- PROMPT:
Copy out all of the data below with no alterations.

- TASK INPUTS:

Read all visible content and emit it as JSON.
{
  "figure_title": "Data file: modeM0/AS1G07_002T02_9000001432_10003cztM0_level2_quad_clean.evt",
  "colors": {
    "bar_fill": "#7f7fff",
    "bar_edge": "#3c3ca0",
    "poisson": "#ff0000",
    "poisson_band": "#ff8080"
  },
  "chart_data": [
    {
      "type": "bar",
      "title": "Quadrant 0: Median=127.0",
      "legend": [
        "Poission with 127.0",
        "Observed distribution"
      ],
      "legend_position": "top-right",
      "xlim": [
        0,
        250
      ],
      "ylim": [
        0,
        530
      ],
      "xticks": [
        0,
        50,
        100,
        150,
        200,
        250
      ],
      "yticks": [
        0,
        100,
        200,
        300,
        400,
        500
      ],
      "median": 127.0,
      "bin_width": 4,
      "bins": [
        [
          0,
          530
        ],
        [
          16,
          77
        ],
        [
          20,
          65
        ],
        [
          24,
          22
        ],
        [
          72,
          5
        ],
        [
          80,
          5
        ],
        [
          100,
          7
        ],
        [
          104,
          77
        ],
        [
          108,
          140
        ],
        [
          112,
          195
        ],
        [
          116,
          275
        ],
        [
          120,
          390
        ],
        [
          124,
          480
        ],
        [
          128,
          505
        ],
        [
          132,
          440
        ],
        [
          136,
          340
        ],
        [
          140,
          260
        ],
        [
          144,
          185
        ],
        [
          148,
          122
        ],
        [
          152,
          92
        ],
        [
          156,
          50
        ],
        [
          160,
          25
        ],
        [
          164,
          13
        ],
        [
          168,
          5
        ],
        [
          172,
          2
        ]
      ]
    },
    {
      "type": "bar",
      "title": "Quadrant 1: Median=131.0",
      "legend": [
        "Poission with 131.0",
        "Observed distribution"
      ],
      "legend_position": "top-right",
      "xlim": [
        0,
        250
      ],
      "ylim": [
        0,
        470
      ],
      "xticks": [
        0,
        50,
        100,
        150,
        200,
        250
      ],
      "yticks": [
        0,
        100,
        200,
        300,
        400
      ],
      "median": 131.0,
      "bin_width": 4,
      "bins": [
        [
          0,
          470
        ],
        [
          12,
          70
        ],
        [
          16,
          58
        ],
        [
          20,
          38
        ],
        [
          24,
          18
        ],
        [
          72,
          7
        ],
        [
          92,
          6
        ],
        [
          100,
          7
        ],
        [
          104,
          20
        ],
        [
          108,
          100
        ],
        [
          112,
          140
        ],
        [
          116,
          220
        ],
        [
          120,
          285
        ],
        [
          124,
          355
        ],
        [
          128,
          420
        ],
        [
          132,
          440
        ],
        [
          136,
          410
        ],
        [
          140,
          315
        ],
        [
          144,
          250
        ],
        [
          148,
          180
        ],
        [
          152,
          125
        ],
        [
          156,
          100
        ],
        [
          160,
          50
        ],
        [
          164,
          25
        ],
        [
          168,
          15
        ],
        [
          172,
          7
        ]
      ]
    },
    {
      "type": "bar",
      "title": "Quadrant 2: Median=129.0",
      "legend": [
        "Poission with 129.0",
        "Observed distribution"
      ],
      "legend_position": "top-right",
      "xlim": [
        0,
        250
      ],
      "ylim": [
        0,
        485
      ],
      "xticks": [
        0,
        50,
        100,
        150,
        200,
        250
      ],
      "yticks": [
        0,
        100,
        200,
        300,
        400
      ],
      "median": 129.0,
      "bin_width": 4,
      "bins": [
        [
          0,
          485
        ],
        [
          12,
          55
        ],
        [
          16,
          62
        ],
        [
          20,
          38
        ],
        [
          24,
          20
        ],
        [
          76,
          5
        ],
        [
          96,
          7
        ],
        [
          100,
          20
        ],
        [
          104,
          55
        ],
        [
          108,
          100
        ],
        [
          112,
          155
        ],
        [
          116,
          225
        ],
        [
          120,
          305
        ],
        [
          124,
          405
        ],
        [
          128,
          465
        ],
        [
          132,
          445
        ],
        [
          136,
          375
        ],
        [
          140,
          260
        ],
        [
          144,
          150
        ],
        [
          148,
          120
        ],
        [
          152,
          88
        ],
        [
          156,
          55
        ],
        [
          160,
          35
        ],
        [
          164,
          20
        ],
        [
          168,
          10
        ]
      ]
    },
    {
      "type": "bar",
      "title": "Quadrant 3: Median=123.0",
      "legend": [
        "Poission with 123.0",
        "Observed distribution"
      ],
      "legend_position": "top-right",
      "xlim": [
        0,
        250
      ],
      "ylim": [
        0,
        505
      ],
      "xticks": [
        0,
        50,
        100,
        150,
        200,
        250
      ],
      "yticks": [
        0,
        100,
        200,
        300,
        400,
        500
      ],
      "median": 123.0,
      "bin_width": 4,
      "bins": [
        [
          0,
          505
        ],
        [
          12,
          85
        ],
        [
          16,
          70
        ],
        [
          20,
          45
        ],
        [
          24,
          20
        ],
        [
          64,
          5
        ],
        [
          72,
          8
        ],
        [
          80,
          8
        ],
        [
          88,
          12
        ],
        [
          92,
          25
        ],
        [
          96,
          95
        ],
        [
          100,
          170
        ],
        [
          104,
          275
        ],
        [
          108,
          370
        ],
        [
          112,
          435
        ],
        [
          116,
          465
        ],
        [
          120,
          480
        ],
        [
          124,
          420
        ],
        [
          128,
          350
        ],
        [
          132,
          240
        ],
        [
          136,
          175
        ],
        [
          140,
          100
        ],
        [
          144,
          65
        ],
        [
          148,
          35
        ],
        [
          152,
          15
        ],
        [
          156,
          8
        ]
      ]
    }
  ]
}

- FINISHED EXERCISE:
Read all visible content and emit it as JSON.
{
  "figure_title": "Data file: modeM0/AS1G07_002T02_9000001432_10003cztM0_level2_quad_clean.evt",
  "colors": {
    "bar_fill": "#7f7fff",
    "bar_edge": "#3c3ca0",
    "poisson": "#ff0000",
    "poisson_band": "#ff8080"
  },
  "chart_data": [
    {
      "type": "bar",
      "title": "Quadrant 0: Median=127.0",
      "legend": [
        "Poission with 127.0",
        "Observed distribution"
      ],
      "legend_position": "top-right",
      "xlim": [
        0,
        250
      ],
      "ylim": [
        0,
        530
      ],
      "xticks": [
        0,
        50,
        100,
        150,
        200,
        250
      ],
      "yticks": [
        0,
        100,
        200,
        300,
        400,
        500
      ],
      "median": 127.0,
      "bin_width": 4,
      "bins": [
        [
          0,
          530
        ],
        [
          16,
          77
        ],
        [
          20,
          65
        ],
        [
          24,
          22
        ],
        [
          72,
          5
        ],
        [
          80,
          5
        ],
        [
          100,
          7
        ],
        [
          104,
          77
        ],
        [
          108,
          140
        ],
        [
          112,
          195
        ],
        [
          116,
          275
        ],
        [
          120,
          390
        ],
        [
          124,
          480
        ],
        [
          128,
          505
        ],
        [
          132,
          440
        ],
        [
          136,
          340
        ],
        [
          140,
          260
        ],
        [
          144,
          185
        ],
        [
          148,
          122
        ],
        [
          152,
          92
        ],
        [
          156,
          50
        ],
        [
          160,
          25
        ],
        [
          164,
          13
        ],
        [
          168,
          5
        ],
        [
          172,
          2
        ]
      ]
    },
    {
      "type": "bar",
      "title": "Quadrant 1: Median=131.0",
      "legend": [
        "Poission with 131.0",
        "Observed distribution"
      ],
      "legend_position": "top-right",
      "xlim": [
        0,
        250
      ],
      "ylim": [
        0,
        470
      ],
      "xticks": [
        0,
        50,
        100,
        150,
        200,
        250
      ],
      "yticks": [
        0,
        100,
        200,
        300,
        400
      ],
      "median": 131.0,
      "bin_width": 4,
      "bins": [
        [
          0,
          470
        ],
        [
          12,
          70
        ],
        [
          16,
          58
        ],
        [
          20,
          38
        ],
        [
          24,
          18
        ],
        [
          72,
          7
        ],
        [
          92,
          6
        ],
        [
          100,
          7
        ],
        [
          104,
          20
        ],
        [
          108,
          100
        ],
        [
          112,
          140
        ],
        [
          116,
          220
        ],
        [
          120,
          285
        ],
        [
          124,
          355
        ],
        [
          128,
          420
        ],
        [
          132,
          440
        ],
        [
          136,
          410
        ],
        [
          140,
          315
        ],
        [
          144,
          250
        ],
        [
          148,
          180
        ],
        [
          152,
          125
        ],
        [
          156,
          100
        ],
        [
          160,
          50
        ],
        [
          164,
          25
        ],
        [
          168,
          15
        ],
        [
          172,
          7
        ]
      ]
    },
    {
      "type": "bar",
      "title": "Quadrant 2: Median=129.0",
      "legend": [
        "Poission with 129.0",
        "Observed distribution"
      ],
      "legend_position": "top-right",
      "xlim": [
        0,
        250
      ],
      "ylim": [
        0,
        485
      ],
      "xticks": [
        0,
        50,
        100,
        150,
        200,
        250
      ],
      "yticks": [
        0,
        100,
        200,
        300,
        400
      ],
      "median": 129.0,
      "bin_width": 4,
      "bins": [
        [
          0,
          485
        ],
        [
          12,
          55
        ],
        [
          16,
          62
        ],
        [
          20,
          38
        ],
        [
          24,
          20
        ],
        [
          76,
          5
        ],
        [
          96,
          7
        ],
        [
          100,
          20
        ],
        [
          104,
          55
        ],
        [
          108,
          100
        ],
        [
          112,
          155
        ],
        [
          116,
          225
        ],
        [
          120,
          305
        ],
        [
          124,
          405
        ],
        [
          128,
          465
        ],
        [
          132,
          445
        ],
        [
          136,
          375
        ],
        [
          140,
          260
        ],
        [
          144,
          150
        ],
        [
          148,
          120
        ],
        [
          152,
          88
        ],
        [
          156,
          55
        ],
        [
          160,
          35
        ],
        [
          164,
          20
        ],
        [
          168,
          10
        ]
      ]
    },
    {
      "type": "bar",
      "title": "Quadrant 3: Median=123.0",
      "legend": [
        "Poission with 123.0",
        "Observed distribution"
      ],
      "legend_position": "top-right",
      "xlim": [
        0,
        250
      ],
      "ylim": [
        0,
        505
      ],
      "xticks": [
        0,
        50,
        100,
        150,
        200,
        250
      ],
      "yticks": [
        0,
        100,
        200,
        300,
        400,
        500
      ],
      "median": 123.0,
      "bin_width": 4,
      "bins": [
        [
          0,
          505
        ],
        [
          12,
          85
        ],
        [
          16,
          70
        ],
        [
          20,
          45
        ],
        [
          24,
          20
        ],
        [
          64,
          5
        ],
        [
          72,
          8
        ],
        [
          80,
          8
        ],
        [
          88,
          12
        ],
        [
          92,
          25
        ],
        [
          96,
          95
        ],
        [
          100,
          170
        ],
        [
          104,
          275
        ],
        [
          108,
          370
        ],
        [
          112,
          435
        ],
        [
          116,
          465
        ],
        [
          120,
          480
        ],
        [
          124,
          420
        ],
        [
          128,
          350
        ],
        [
          132,
          240
        ],
        [
          136,
          175
        ],
        [
          140,
          100
        ],
        [
          144,
          65
        ],
        [
          148,
          35
        ],
        [
          152,
          15
        ],
        [
          156,
          8
        ]
      ]
    }
  ]
}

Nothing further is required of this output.